Dataset listings of figures:
+===+

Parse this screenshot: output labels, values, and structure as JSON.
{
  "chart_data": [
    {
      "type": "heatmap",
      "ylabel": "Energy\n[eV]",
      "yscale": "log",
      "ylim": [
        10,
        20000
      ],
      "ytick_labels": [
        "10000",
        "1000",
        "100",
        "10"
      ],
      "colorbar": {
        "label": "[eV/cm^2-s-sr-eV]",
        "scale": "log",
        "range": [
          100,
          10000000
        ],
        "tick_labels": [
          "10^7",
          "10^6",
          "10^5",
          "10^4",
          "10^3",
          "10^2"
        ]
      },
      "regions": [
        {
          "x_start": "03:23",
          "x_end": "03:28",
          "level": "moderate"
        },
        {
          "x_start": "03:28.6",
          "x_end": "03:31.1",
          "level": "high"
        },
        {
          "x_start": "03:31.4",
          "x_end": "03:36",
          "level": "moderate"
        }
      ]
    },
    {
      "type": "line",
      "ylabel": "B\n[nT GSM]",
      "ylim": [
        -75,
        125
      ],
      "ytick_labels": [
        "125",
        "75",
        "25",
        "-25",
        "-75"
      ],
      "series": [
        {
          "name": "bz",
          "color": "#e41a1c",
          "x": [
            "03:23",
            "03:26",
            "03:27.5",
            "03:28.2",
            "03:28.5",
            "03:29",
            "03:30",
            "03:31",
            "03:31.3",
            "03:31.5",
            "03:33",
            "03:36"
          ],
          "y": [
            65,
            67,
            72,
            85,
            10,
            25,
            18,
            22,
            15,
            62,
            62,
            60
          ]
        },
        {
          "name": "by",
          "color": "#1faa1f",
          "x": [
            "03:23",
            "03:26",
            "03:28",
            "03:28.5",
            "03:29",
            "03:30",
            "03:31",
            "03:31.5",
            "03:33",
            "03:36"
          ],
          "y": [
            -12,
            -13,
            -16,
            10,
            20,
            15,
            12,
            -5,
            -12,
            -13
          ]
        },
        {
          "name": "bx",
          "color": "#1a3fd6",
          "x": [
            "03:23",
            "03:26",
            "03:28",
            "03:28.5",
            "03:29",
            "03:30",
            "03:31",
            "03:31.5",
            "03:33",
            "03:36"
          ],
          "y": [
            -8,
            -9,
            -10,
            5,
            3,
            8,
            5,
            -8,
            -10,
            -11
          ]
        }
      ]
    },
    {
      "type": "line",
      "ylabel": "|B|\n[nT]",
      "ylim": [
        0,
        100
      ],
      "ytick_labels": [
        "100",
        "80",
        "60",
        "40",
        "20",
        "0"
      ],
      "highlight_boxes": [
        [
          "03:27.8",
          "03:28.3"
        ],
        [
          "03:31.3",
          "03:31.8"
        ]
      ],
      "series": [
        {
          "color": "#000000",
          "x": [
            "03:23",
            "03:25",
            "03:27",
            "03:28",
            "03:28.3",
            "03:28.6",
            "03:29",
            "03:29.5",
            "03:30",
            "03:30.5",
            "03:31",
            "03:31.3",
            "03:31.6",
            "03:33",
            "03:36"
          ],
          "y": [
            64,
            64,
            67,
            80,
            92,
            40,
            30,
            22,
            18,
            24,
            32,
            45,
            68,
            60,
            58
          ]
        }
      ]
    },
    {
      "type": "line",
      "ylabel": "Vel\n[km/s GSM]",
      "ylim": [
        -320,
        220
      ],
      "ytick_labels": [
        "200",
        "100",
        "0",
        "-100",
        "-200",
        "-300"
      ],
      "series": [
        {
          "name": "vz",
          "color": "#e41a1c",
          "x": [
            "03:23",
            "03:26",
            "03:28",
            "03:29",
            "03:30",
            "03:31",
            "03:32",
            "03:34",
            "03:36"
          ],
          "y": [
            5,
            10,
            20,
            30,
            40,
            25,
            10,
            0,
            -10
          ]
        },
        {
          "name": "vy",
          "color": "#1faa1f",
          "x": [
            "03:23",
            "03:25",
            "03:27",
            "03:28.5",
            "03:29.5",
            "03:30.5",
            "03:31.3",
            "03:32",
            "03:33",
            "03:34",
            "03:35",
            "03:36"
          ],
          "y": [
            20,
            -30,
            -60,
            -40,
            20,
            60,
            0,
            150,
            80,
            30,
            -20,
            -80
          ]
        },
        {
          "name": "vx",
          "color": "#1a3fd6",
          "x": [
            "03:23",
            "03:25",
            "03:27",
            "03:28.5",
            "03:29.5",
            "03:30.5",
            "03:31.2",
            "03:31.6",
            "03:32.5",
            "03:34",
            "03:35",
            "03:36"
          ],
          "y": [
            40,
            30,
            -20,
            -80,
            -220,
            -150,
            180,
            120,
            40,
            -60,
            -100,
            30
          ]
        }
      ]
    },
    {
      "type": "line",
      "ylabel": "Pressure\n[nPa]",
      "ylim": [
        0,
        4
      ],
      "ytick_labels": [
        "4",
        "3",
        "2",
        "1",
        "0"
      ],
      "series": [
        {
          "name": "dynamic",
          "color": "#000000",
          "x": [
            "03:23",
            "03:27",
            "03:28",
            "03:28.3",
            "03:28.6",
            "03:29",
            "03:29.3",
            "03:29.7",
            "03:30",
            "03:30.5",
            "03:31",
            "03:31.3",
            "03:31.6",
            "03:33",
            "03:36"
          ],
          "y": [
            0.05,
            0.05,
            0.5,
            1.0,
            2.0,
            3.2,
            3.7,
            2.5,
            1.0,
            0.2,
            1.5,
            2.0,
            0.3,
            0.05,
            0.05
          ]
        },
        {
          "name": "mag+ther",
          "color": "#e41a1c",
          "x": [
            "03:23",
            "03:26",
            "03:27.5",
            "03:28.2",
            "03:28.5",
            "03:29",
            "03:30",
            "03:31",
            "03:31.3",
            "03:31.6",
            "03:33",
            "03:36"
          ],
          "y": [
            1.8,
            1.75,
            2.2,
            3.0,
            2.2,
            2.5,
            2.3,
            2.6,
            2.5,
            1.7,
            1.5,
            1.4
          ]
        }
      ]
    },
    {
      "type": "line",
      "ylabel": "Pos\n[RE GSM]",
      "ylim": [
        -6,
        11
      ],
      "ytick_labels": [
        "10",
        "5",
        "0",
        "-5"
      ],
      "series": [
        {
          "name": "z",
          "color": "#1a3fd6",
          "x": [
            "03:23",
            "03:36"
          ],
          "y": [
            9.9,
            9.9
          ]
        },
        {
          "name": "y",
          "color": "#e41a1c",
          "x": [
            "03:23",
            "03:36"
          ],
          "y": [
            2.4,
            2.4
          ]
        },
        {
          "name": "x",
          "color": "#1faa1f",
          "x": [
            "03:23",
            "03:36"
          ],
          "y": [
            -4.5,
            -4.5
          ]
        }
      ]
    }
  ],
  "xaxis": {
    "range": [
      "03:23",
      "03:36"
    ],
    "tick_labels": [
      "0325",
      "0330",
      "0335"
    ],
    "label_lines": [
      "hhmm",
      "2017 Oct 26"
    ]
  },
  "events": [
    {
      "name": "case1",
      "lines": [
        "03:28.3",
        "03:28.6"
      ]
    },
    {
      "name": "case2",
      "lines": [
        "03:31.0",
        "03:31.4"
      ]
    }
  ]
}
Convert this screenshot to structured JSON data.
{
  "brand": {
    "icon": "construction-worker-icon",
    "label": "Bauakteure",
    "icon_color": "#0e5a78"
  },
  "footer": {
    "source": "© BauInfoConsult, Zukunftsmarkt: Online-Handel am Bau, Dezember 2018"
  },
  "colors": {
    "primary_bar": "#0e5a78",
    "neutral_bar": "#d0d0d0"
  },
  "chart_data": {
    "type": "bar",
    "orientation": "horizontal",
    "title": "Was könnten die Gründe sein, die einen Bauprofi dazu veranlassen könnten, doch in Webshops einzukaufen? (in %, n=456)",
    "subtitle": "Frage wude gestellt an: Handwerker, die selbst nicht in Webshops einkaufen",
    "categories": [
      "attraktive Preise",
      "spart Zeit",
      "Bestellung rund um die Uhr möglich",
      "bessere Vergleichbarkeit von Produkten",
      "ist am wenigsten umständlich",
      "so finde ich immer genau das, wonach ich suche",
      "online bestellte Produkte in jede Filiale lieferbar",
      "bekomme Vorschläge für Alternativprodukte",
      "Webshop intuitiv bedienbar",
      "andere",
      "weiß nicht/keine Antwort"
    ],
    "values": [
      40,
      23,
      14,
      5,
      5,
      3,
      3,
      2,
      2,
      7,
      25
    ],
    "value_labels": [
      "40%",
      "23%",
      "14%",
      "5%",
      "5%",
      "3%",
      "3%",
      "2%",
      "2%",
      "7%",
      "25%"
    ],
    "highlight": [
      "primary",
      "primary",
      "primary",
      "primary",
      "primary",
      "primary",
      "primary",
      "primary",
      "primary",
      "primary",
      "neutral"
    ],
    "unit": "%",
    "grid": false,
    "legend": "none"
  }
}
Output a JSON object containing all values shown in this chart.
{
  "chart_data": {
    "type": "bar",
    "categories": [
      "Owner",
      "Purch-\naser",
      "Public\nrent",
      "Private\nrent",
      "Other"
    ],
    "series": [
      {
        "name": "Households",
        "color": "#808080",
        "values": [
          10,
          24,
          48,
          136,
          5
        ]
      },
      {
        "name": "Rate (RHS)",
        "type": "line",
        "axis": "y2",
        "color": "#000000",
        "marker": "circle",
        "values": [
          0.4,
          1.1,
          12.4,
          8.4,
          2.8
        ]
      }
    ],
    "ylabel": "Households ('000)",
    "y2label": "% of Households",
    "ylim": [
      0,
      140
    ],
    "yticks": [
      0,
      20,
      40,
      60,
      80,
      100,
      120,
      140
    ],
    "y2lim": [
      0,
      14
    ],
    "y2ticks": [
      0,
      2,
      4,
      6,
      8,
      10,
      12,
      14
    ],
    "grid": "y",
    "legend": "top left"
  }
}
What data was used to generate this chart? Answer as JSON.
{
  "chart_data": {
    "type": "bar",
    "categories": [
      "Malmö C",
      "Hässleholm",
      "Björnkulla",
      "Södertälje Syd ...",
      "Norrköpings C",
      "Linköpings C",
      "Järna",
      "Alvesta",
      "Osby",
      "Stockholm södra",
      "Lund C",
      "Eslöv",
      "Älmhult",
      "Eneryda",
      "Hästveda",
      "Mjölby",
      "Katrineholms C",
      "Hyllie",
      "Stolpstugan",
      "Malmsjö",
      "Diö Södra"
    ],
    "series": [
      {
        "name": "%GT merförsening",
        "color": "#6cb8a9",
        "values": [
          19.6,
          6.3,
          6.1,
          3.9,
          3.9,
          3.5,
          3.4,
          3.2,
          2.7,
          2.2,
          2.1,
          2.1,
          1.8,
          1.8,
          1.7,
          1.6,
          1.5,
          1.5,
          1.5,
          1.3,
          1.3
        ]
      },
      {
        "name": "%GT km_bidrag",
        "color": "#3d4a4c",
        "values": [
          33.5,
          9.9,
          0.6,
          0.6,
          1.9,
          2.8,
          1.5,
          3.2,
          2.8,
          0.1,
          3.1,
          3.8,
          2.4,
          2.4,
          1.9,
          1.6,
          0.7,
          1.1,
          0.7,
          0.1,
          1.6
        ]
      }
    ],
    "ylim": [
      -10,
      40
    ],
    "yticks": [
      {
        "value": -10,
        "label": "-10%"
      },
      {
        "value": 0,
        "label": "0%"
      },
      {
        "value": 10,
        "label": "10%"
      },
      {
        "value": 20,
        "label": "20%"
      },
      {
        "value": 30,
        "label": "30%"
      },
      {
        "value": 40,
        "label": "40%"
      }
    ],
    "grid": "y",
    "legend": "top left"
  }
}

+===+

(WHAT TO WORK ON): Look through the entries above. Extract each line with the word "ylabel".

(ANSWER TO THIS PROBLEM):
      "ylabel": "Energy\n[eV]",
      "ylabel": "B\n[nT GSM]",
      "ylabel": "|B|\n[nT]",
      "ylabel": "Vel\n[km/s GSM]",
      "ylabel": "Pressure\n[nPa]",
      "ylabel": "Pos\n[RE GSM]",
    "ylabel": "Households ('000)",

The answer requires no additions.